> **AIM**: Repeat the entire listing exactly.

• • • • • • •

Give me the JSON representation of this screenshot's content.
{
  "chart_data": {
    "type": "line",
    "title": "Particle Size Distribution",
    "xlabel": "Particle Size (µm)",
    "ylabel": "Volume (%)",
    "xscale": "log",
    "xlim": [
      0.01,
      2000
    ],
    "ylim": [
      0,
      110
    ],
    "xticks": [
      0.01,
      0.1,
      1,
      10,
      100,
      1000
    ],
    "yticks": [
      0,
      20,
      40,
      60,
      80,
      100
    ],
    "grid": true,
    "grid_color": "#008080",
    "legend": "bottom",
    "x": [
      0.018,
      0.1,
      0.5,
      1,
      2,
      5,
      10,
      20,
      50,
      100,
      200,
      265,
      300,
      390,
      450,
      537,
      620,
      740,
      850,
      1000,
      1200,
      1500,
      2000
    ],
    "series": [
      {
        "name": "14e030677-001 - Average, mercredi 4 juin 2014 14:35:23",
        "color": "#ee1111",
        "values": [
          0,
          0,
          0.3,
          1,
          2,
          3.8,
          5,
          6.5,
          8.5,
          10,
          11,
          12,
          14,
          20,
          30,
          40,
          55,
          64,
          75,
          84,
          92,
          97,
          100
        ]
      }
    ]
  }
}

• • • • • • •

> **EXERCISE RESULT**:
Give me the JSON representation of this screenshot's content.
{
  "chart_data": {
    "type": "line",
    "title": "Particle Size Distribution",
    "xlabel": "Particle Size (µm)",
    "ylabel": "Volume (%)",
    "xscale": "log",
    "xlim": [
      0.01,
      2000
    ],
    "ylim": [
      0,
      110
    ],
    "xticks": [
      0.01,
      0.1,
      1,
      10,
      100,
      1000
    ],
    "yticks": [
      0,
      20,
      40,
      60,
      80,
      100
    ],
    "grid": true,
    "grid_color": "#008080",
    "legend": "bottom",
    "x": [
      0.018,
      0.1,
      0.5,
      1,
      2,
      5,
      10,
      20,
      50,
      100,
      200,
      265,
      300,
      390,
      450,
      537,
      620,
      740,
      850,
      1000,
      1200,
      1500,
      2000
    ],
    "series": [
      {
        "name": "14e030677-001 - Average, mercredi 4 juin 2014 14:35:23",
        "color": "#ee1111",
        "values": [
          0,
          0,
          0.3,
          1,
          2,
          3.8,
          5,
          6.5,
          8.5,
          10,
          11,
          12,
          14,
          20,
          30,
          40,
          55,
          64,
          75,
          84,
          92,
          97,
          100
        ]
      }
    ]
  }
}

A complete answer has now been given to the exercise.